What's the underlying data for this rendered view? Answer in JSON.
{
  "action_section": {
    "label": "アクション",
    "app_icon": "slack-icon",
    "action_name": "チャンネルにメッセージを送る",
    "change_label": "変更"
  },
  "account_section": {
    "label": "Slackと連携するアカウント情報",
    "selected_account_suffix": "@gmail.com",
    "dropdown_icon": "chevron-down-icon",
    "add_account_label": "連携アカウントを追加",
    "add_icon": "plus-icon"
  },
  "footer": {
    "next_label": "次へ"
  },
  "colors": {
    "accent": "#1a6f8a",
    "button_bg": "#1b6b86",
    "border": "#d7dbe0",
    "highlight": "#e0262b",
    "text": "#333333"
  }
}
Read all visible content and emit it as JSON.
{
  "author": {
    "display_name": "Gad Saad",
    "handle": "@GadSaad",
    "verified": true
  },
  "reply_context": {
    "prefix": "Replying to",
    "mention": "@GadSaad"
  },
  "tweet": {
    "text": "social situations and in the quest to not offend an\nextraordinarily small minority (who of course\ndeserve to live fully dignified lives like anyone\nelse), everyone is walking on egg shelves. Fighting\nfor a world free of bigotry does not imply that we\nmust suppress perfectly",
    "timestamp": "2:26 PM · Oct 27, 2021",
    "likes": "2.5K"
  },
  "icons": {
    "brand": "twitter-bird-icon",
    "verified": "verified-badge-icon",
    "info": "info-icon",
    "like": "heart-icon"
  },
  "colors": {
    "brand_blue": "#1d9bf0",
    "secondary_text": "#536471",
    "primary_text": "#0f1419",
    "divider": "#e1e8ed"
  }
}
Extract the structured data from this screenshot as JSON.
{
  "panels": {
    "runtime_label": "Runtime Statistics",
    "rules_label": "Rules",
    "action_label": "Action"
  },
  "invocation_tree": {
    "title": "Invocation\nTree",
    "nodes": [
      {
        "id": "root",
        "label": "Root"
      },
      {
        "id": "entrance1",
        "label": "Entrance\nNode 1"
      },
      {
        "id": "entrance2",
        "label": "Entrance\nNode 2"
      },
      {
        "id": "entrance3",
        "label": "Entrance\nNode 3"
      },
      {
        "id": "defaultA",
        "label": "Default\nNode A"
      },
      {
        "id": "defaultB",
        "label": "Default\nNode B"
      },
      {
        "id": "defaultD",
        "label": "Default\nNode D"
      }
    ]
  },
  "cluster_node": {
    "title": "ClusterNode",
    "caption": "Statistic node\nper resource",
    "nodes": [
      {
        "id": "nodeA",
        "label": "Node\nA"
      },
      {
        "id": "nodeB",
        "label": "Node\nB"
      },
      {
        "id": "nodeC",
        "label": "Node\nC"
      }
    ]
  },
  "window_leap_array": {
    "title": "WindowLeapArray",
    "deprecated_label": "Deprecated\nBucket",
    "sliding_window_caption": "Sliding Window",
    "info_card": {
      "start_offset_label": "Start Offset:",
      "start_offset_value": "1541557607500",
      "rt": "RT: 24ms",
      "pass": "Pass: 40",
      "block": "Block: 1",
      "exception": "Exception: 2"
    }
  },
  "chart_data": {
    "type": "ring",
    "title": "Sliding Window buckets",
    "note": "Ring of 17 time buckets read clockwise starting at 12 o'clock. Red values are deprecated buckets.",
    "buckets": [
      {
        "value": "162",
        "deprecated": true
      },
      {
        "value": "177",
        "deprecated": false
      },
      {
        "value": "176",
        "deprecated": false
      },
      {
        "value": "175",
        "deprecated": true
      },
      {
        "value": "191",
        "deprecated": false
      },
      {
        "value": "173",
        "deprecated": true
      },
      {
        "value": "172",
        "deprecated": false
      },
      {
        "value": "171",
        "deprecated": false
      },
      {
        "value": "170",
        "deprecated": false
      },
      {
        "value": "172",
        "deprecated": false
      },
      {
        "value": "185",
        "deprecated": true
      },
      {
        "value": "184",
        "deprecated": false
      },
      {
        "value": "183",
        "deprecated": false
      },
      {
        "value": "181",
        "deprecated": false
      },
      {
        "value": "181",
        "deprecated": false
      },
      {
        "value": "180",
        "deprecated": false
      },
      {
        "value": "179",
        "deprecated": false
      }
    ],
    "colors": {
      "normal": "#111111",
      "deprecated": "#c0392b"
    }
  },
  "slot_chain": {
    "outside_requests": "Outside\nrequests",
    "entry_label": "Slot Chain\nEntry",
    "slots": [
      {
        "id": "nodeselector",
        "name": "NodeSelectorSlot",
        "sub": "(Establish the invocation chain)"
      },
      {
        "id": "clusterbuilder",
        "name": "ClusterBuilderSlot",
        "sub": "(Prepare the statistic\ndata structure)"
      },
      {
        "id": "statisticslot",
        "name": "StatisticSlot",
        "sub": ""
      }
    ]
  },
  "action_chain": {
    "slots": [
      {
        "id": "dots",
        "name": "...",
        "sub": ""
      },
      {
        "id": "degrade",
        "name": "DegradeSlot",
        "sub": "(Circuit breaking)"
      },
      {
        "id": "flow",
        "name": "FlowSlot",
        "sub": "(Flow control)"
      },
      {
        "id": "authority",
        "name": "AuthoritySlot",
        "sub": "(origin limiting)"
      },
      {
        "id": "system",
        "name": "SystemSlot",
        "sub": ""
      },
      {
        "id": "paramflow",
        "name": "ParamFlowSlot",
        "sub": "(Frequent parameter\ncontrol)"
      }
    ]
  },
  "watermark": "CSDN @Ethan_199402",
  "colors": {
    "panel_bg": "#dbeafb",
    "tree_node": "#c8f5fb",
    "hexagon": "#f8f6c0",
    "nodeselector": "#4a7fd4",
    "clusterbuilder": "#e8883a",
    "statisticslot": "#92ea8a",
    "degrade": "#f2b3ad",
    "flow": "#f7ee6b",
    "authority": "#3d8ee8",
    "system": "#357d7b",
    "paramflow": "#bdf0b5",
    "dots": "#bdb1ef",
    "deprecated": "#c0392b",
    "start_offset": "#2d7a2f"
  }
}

☆ ☆ ☆

Exact copies of all the records are required.

What's the underlying data for this rendered view? Answer in JSON.
{
  "action_section": {
    "label": "アクション",
    "app_icon": "slack-icon",
    "action_name": "チャンネルにメッセージを送る",
    "change_label": "変更"
  },
  "account_section": {
    "label": "Slackと連携するアカウント情報",
    "selected_account_suffix": "@gmail.com",
    "dropdown_icon": "chevron-down-icon",
    "add_account_label": "連携アカウントを追加",
    "add_icon": "plus-icon"
  },
  "footer": {
    "next_label": "次へ"
  },
  "colors": {
    "accent": "#1a6f8a",
    "button_bg": "#1b6b86",
    "border": "#d7dbe0",
    "highlight": "#e0262b",
    "text": "#333333"
  }
}
Read all visible content and emit it as JSON.
{
  "author": {
    "display_name": "Gad Saad",
    "handle": "@GadSaad",
    "verified": true
  },
  "reply_context": {
    "prefix": "Replying to",
    "mention": "@GadSaad"
  },
  "tweet": {
    "text": "social situations and in the quest to not offend an\nextraordinarily small minority (who of course\ndeserve to live fully dignified lives like anyone\nelse), everyone is walking on egg shelves. Fighting\nfor a world free of bigotry does not imply that we\nmust suppress perfectly",
    "timestamp": "2:26 PM · Oct 27, 2021",
    "likes": "2.5K"
  },
  "icons": {
    "brand": "twitter-bird-icon",
    "verified": "verified-badge-icon",
    "info": "info-icon",
    "like": "heart-icon"
  },
  "colors": {
    "brand_blue": "#1d9bf0",
    "secondary_text": "#536471",
    "primary_text": "#0f1419",
    "divider": "#e1e8ed"
  }
}
Extract the structured data from this screenshot as JSON.
{
  "panels": {
    "runtime_label": "Runtime Statistics",
    "rules_label": "Rules",
    "action_label": "Action"
  },
  "invocation_tree": {
    "title": "Invocation\nTree",
    "nodes": [
      {
        "id": "root",
        "label": "Root"
      },
      {
        "id": "entrance1",
        "label": "Entrance\nNode 1"
      },
      {
        "id": "entrance2",
        "label": "Entrance\nNode 2"
      },
      {
        "id": "entrance3",
        "label": "Entrance\nNode 3"
      },
      {
        "id": "defaultA",
        "label": "Default\nNode A"
      },
      {
        "id": "defaultB",
        "label": "Default\nNode B"
      },
      {
        "id": "defaultD",
        "label": "Default\nNode D"
      }
    ]
  },
  "cluster_node": {
    "title": "ClusterNode",
    "caption": "Statistic node\nper resource",
    "nodes": [
      {
        "id": "nodeA",
        "label": "Node\nA"
      },
      {
        "id": "nodeB",
        "label": "Node\nB"
      },
      {
        "id": "nodeC",
        "label": "Node\nC"
      }
    ]
  },
  "window_leap_array": {
    "title": "WindowLeapArray",
    "deprecated_label": "Deprecated\nBucket",
    "sliding_window_caption": "Sliding Window",
    "info_card": {
      "start_offset_label": "Start Offset:",
      "start_offset_value": "1541557607500",
      "rt": "RT: 24ms",
      "pass": "Pass: 40",
      "block": "Block: 1",
      "exception": "Exception: 2"
    }
  },
  "chart_data": {
    "type": "ring",
    "title": "Sliding Window buckets",
    "note": "Ring of 17 time buckets read clockwise starting at 12 o'clock. Red values are deprecated buckets.",
    "buckets": [
      {
        "value": "162",
        "deprecated": true
      },
      {
        "value": "177",
        "deprecated": false
      },
      {
        "value": "176",
        "deprecated": false
      },
      {
        "value": "175",
        "deprecated": true
      },
      {
        "value": "191",
        "deprecated": false
      },
      {
        "value": "173",
        "deprecated": true
      },
      {
        "value": "172",
        "deprecated": false
      },
      {
        "value": "171",
        "deprecated": false
      },
      {
        "value": "170",
        "deprecated": false
      },
      {
        "value": "172",
        "deprecated": false
      },
      {
        "value": "185",
        "deprecated": true
      },
      {
        "value": "184",
        "deprecated": false
      },
      {
        "value": "183",
        "deprecated": false
      },
      {
        "value": "181",
        "deprecated": false
      },
      {
        "value": "181",
        "deprecated": false
      },
      {
        "value": "180",
        "deprecated": false
      },
      {
        "value": "179",
        "deprecated": false
      }
    ],
    "colors": {
      "normal": "#111111",
      "deprecated": "#c0392b"
    }
  },
  "slot_chain": {
    "outside_requests": "Outside\nrequests",
    "entry_label": "Slot Chain\nEntry",
    "slots": [
      {
        "id": "nodeselector",
        "name": "NodeSelectorSlot",
        "sub": "(Establish the invocation chain)"
      },
      {
        "id": "clusterbuilder",
        "name": "ClusterBuilderSlot",
        "sub": "(Prepare the statistic\ndata structure)"
      },
      {
        "id": "statisticslot",
        "name": "StatisticSlot",
        "sub": ""
      }
    ]
  },
  "action_chain": {
    "slots": [
      {
        "id": "dots",
        "name": "...",
        "sub": ""
      },
      {
        "id": "degrade",
        "name": "DegradeSlot",
        "sub": "(Circuit breaking)"
      },
      {
        "id": "flow",
        "name": "FlowSlot",
        "sub": "(Flow control)"
      },
      {
        "id": "authority",
        "name": "AuthoritySlot",
        "sub": "(origin limiting)"
      },
      {
        "id": "system",
        "name": "SystemSlot",
        "sub": ""
      },
      {
        "id": "paramflow",
        "name": "ParamFlowSlot",
        "sub": "(Frequent parameter\ncontrol)"
      }
    ]
  },
  "watermark": "CSDN @Ethan_199402",
  "colors": {
    "panel_bg": "#dbeafb",
    "tree_node": "#c8f5fb",
    "hexagon": "#f8f6c0",
    "nodeselector": "#4a7fd4",
    "clusterbuilder": "#e8883a",
    "statisticslot": "#92ea8a",
    "degrade": "#f2b3ad",
    "flow": "#f7ee6b",
    "authority": "#3d8ee8",
    "system": "#357d7b",
    "paramflow": "#bdf0b5",
    "dots": "#bdb1ef",
    "deprecated": "#c0392b",
    "start_offset": "#2d7a2f"
  }
}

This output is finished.